### RECORDS TO USE
- - - - -

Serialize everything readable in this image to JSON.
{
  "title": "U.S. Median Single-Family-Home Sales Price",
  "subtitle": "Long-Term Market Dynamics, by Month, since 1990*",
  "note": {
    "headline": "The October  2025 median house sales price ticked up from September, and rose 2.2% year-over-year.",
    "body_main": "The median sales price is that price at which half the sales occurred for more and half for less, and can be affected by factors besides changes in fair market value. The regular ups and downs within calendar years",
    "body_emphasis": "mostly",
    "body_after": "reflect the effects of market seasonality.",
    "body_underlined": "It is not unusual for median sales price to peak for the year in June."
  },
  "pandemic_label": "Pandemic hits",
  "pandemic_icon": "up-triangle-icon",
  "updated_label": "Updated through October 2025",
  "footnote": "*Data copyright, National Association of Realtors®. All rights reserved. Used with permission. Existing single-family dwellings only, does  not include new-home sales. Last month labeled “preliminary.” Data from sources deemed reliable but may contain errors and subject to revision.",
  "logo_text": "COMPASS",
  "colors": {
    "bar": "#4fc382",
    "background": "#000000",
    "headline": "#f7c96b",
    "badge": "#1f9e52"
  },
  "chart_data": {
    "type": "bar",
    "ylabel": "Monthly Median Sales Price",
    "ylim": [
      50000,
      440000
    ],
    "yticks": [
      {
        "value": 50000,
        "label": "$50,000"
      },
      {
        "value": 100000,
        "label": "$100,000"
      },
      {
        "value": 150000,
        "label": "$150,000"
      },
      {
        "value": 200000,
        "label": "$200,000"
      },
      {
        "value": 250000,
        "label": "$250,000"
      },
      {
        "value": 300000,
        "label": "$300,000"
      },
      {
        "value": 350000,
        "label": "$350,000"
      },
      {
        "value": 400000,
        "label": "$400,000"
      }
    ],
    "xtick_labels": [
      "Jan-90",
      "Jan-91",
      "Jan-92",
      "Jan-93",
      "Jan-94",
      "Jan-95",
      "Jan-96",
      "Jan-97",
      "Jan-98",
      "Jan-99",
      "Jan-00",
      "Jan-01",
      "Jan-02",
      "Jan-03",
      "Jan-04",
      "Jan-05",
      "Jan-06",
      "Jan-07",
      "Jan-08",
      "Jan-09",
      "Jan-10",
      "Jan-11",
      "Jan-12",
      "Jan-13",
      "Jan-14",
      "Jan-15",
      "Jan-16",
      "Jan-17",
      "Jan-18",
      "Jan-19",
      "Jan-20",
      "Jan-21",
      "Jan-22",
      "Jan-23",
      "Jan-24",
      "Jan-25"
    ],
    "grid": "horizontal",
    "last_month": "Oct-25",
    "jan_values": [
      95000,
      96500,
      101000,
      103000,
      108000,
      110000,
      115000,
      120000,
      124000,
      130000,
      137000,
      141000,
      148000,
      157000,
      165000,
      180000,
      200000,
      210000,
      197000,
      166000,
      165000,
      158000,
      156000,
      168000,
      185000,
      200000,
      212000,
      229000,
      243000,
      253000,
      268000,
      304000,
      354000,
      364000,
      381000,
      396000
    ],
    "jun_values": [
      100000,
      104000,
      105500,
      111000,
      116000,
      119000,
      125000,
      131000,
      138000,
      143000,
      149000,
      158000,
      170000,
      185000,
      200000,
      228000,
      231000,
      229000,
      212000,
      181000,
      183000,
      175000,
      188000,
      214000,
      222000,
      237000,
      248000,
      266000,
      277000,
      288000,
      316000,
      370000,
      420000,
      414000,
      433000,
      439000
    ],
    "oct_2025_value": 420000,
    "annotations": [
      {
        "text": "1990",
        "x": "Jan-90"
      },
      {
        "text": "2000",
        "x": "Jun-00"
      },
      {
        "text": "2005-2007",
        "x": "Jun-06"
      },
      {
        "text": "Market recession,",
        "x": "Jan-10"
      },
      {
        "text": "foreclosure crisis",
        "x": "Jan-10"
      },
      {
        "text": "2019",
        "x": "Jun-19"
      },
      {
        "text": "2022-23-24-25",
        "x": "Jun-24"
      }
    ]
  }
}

- - - - -

Set down every record above exactly as given.

Serialize everything readable in this image to JSON.
{
  "title": "U.S. Median Single-Family-Home Sales Price",
  "subtitle": "Long-Term Market Dynamics, by Month, since 1990*",
  "note": {
    "headline": "The October  2025 median house sales price ticked up from September, and rose 2.2% year-over-year.",
    "body_main": "The median sales price is that price at which half the sales occurred for more and half for less, and can be affected by factors besides changes in fair market value. The regular ups and downs within calendar years",
    "body_emphasis": "mostly",
    "body_after": "reflect the effects of market seasonality.",
    "body_underlined": "It is not unusual for median sales price to peak for the year in June."
  },
  "pandemic_label": "Pandemic hits",
  "pandemic_icon": "up-triangle-icon",
  "updated_label": "Updated through October 2025",
  "footnote": "*Data copyright, National Association of Realtors®. All rights reserved. Used with permission. Existing single-family dwellings only, does  not include new-home sales. Last month labeled “preliminary.” Data from sources deemed reliable but may contain errors and subject to revision.",
  "logo_text": "COMPASS",
  "colors": {
    "bar": "#4fc382",
    "background": "#000000",
    "headline": "#f7c96b",
    "badge": "#1f9e52"
  },
  "chart_data": {
    "type": "bar",
    "ylabel": "Monthly Median Sales Price",
    "ylim": [
      50000,
      440000
    ],
    "yticks": [
      {
        "value": 50000,
        "label": "$50,000"
      },
      {
        "value": 100000,
        "label": "$100,000"
      },
      {
        "value": 150000,
        "label": "$150,000"
      },
      {
        "value": 200000,
        "label": "$200,000"
      },
      {
        "value": 250000,
        "label": "$250,000"
      },
      {
        "value": 300000,
        "label": "$300,000"
      },
      {
        "value": 350000,
        "label": "$350,000"
      },
      {
        "value": 400000,
        "label": "$400,000"
      }
    ],
    "xtick_labels": [
      "Jan-90",
      "Jan-91",
      "Jan-92",
      "Jan-93",
      "Jan-94",
      "Jan-95",
      "Jan-96",
      "Jan-97",
      "Jan-98",
      "Jan-99",
      "Jan-00",
      "Jan-01",
      "Jan-02",
      "Jan-03",
      "Jan-04",
      "Jan-05",
      "Jan-06",
      "Jan-07",
      "Jan-08",
      "Jan-09",
      "Jan-10",
      "Jan-11",
      "Jan-12",
      "Jan-13",
      "Jan-14",
      "Jan-15",
      "Jan-16",
      "Jan-17",
      "Jan-18",
      "Jan-19",
      "Jan-20",
      "Jan-21",
      "Jan-22",
      "Jan-23",
      "Jan-24",
      "Jan-25"
    ],
    "grid": "horizontal",
    "last_month": "Oct-25",
    "jan_values": [
      95000,
      96500,
      101000,
      103000,
      108000,
      110000,
      115000,
      120000,
      124000,
      130000,
      137000,
      141000,
      148000,
      157000,
      165000,
      180000,
      200000,
      210000,
      197000,
      166000,
      165000,
      158000,
      156000,
      168000,
      185000,
      200000,
      212000,
      229000,
      243000,
      253000,
      268000,
      304000,
      354000,
      364000,
      381000,
      396000
    ],
    "jun_values": [
      100000,
      104000,
      105500,
      111000,
      116000,
      119000,
      125000,
      131000,
      138000,
      143000,
      149000,
      158000,
      170000,
      185000,
      200000,
      228000,
      231000,
      229000,
      212000,
      181000,
      183000,
      175000,
      188000,
      214000,
      222000,
      237000,
      248000,
      266000,
      277000,
      288000,
      316000,
      370000,
      420000,
      414000,
      433000,
      439000
    ],
    "oct_2025_value": 420000,
    "annotations": [
      {
        "text": "1990",
        "x": "Jan-90"
      },
      {
        "text": "2000",
        "x": "Jun-00"
      },
      {
        "text": "2005-2007",
        "x": "Jun-06"
      },
      {
        "text": "Market recession,",
        "x": "Jan-10"
      },
      {
        "text": "foreclosure crisis",
        "x": "Jan-10"
      },
      {
        "text": "2019",
        "x": "Jun-19"
      },
      {
        "text": "2022-23-24-25",
        "x": "Jun-24"
      }
    ]
  }
}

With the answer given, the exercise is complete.